(Exercise requirements)
1. From the passage on Krasky's journey to the United States, extract the stretch from "The Summerlin resident" through "States took root." word for word.
2. According to the passage on Krasky's journey to the United States, how much did Krasky pay the coyote?

(Source passage)
▼▼▼

Now that he has been granted U.S. citizenship, he's so proud of the red, white and blue that he's using his talent to create a 4-foot-by-6-foot patriotic oil painting he hopes to hand over personally to President Obama.

"This is the country of miracles," he said.

He has an exhibition coming up when Cosmopolitan Connections Inc. is scheduled to host an artist exhibition event from 7 to 9 p.m. April 21 at Caramel Bar & Lounge inside the Bellagio. Admission to the business mixer is free, but space is limited. RSVPs are required by visiting

The Summerlin resident recently was in the running with four other painters to be the official portrait artist for outgoing Gov. Jim Gibbons. His version was not selected, but Gibbons personally went to his house to receive it.

Krasky's zest for all things American stems from his experiences. As a youngster in Russia's Crimea region -- now part of Ukraine -- he had a privileged childhood, the son of a surgeon father and a mother who was a doctor. They lived in various parts of the world before returning to Crimea. At 27, Krasky, a fireman who was on the Russian radar for speaking out against some government policies, knew he had to flee the country. The idea to emigrate to the United States took root.

But visas were hard to come by, so in 1997, he traveled to Argentina. From there, he applied for visas to other countries, eventually hopscotching his way through Costa Rica, Nicaragua, Honduras and Guatemala, a month at a time.

"I told them, 'If I go back to my country, I'll be killed tomorrow,' " he said.

But the expected visa to travel to Mexico did not materialize. Krasky suspected that the numerous stamps on his passport raised a red flag.

He found a coyote -- a person willing to act as a guide to a possible border-crossing site -- and paid him $300. After walking for hours through the desert, half of it carrying a sick 5-year-old, Krasky and his fellow travelers got on a bus, only to be stopped by the authorities.

"They said we were spies," he said, adding that he suspected the coyote had sold them out.

He was thrown in a Mexican jail. All his attempts to talk his way out were fruitless. Finally, he succumbed to the most immediate method available: he paid his jailers a bribe. He was set free.

Krasky reached California by traveling up Baja California and walking up to the U.S. border police at Tijuana. He had purposely consumed a quart of tequila before approaching the guards with a story of partying too hard and ended up regurgitating all over the place. The border guards promptly passed him through, thinking him to be an American.

▲▲▲

(Extracted data)

▼▼▼

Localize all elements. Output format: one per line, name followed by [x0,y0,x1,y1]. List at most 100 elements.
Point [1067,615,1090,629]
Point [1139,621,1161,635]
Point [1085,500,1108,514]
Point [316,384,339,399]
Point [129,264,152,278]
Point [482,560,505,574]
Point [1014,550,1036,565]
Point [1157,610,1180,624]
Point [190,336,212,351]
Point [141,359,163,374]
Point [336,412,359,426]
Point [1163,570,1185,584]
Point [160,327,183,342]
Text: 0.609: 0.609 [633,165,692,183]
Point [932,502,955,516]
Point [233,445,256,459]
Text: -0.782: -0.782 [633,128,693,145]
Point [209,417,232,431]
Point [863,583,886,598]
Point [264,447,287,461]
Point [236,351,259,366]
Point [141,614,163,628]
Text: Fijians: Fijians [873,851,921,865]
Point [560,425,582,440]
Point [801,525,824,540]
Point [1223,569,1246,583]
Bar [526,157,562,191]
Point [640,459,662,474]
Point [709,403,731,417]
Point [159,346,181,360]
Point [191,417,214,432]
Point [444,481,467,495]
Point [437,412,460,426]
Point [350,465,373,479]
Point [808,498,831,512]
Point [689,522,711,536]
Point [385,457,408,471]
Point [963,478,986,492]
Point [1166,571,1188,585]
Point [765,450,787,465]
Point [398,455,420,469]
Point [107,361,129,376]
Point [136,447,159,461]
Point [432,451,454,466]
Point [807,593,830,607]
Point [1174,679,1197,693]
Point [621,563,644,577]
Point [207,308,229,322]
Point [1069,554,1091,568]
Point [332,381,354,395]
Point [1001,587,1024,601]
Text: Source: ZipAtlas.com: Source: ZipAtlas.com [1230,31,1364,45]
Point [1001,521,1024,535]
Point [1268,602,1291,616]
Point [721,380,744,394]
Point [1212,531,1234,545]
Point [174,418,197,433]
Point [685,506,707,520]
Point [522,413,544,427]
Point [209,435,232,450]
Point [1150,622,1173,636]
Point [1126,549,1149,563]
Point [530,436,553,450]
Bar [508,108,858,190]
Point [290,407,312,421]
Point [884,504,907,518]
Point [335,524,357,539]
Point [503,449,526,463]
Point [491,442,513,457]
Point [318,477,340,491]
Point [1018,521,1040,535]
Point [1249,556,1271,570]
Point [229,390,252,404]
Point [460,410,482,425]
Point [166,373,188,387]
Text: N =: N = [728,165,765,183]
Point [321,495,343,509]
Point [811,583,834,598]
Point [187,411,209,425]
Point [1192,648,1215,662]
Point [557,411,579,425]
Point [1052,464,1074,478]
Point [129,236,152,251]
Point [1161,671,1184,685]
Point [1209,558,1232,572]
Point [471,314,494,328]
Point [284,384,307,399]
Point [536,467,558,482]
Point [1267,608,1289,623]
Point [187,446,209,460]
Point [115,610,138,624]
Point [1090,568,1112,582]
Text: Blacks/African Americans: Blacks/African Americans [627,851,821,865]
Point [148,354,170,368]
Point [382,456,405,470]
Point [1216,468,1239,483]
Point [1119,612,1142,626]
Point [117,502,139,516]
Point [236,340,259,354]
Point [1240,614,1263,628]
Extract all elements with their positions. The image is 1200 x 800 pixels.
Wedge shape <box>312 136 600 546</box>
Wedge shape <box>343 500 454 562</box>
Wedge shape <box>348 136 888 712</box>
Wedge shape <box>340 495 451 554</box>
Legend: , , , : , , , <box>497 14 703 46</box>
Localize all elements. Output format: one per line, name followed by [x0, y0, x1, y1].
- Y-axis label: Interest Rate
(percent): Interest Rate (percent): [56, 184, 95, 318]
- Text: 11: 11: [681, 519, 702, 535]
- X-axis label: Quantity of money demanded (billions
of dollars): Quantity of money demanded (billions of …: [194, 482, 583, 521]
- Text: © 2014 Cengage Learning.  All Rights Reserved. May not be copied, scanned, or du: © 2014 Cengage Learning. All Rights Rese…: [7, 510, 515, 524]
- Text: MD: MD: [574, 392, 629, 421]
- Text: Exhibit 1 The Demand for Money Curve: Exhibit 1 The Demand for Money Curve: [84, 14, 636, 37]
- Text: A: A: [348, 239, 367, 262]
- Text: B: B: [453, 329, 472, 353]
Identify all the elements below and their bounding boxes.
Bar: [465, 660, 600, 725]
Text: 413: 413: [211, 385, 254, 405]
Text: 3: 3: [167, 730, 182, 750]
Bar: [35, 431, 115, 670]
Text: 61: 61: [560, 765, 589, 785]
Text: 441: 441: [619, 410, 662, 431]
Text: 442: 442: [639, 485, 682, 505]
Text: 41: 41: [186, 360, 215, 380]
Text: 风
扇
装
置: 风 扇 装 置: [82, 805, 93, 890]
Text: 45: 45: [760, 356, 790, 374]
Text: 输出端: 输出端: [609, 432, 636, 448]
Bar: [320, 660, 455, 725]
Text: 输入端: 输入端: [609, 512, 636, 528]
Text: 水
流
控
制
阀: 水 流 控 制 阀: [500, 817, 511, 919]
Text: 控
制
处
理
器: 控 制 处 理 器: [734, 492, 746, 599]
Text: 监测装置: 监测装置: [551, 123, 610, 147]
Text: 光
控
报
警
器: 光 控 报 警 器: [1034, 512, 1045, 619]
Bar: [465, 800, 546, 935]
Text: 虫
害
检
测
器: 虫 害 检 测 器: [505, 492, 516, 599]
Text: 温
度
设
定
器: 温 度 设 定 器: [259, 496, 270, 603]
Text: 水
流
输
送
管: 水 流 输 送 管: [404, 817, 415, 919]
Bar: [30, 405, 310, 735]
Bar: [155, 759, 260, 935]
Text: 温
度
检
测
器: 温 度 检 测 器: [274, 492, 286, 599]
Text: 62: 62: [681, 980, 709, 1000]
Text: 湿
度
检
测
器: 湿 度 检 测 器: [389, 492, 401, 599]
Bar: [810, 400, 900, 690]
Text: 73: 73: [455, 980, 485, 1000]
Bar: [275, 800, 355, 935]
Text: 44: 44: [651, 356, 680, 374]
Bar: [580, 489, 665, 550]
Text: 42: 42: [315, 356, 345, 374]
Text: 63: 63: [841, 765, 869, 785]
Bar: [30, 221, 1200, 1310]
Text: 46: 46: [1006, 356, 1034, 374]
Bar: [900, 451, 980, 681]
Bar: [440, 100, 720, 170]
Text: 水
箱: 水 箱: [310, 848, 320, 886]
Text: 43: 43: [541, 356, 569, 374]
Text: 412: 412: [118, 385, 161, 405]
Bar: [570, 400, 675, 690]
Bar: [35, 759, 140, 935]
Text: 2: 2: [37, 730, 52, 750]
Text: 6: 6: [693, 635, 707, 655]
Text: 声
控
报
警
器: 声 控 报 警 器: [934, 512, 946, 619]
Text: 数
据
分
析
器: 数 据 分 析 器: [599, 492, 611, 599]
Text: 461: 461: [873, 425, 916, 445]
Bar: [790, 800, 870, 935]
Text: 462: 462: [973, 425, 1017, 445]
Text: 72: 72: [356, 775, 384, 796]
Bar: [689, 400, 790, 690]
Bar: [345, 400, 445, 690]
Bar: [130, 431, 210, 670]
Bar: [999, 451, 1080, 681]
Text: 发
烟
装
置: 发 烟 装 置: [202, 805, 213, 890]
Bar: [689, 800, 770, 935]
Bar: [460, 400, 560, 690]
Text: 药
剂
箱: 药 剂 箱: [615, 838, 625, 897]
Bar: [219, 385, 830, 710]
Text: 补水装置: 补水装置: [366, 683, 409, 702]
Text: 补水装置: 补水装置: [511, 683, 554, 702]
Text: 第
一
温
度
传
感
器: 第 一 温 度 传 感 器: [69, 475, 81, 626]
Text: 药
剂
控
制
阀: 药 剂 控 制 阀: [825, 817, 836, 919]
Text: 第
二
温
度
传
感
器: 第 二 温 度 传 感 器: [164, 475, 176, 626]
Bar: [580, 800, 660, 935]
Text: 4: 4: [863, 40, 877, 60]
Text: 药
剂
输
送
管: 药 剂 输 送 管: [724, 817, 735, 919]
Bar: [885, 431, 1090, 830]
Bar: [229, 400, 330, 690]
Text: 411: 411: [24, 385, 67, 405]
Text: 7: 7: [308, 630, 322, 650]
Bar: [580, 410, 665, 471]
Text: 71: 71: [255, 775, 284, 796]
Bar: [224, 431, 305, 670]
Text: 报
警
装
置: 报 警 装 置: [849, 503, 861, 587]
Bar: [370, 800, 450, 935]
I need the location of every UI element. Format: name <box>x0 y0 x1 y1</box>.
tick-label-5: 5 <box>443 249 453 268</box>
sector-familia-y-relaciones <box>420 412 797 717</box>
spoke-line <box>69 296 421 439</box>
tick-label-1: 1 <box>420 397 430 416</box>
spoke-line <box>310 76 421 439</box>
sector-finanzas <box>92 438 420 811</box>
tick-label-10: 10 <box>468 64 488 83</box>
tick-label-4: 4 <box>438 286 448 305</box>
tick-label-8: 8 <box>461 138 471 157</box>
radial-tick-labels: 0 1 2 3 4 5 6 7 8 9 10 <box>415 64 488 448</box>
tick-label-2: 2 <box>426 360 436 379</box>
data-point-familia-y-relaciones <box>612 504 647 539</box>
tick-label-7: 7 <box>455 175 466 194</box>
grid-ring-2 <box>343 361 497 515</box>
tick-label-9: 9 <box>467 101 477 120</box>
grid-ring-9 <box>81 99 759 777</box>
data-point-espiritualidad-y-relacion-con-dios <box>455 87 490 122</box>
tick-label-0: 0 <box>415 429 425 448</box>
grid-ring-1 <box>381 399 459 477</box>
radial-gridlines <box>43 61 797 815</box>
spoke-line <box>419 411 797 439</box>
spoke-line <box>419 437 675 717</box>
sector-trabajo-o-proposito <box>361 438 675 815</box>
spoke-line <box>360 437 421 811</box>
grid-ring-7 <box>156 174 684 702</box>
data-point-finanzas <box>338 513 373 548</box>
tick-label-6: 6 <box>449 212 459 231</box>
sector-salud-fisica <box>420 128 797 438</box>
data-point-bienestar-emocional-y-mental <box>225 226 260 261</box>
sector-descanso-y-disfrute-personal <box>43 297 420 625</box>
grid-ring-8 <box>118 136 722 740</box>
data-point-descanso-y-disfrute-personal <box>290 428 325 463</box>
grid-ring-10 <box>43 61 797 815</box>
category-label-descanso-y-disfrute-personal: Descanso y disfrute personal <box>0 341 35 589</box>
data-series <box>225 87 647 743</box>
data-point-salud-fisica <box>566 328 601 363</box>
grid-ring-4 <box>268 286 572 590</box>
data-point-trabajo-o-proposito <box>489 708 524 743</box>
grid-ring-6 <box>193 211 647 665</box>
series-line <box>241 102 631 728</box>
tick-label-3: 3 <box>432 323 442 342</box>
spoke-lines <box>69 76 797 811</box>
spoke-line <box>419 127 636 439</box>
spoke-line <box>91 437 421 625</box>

▲▲▲

(Results by task)
1.
The Summerlin resident recently was in the running with four other painters to be the official portrait artist for outgoing Gov. Jim Gibbons. His version was not selected, but Gibbons personally went to his house to receive it.

Krasky's zest for all things American stems from his experiences. As a youngster in Russia's Crimea region -- now part of Ukraine -- he had a privileged childhood, the son of a surgeon father and a mother who was a doctor. They lived in various parts of the world before returning to Crimea. At 27, Krasky, a fireman who was on the Russian radar for speaking out against some government policies, knew he had to flee the country. The idea to emigrate to the United States took root.

2. $300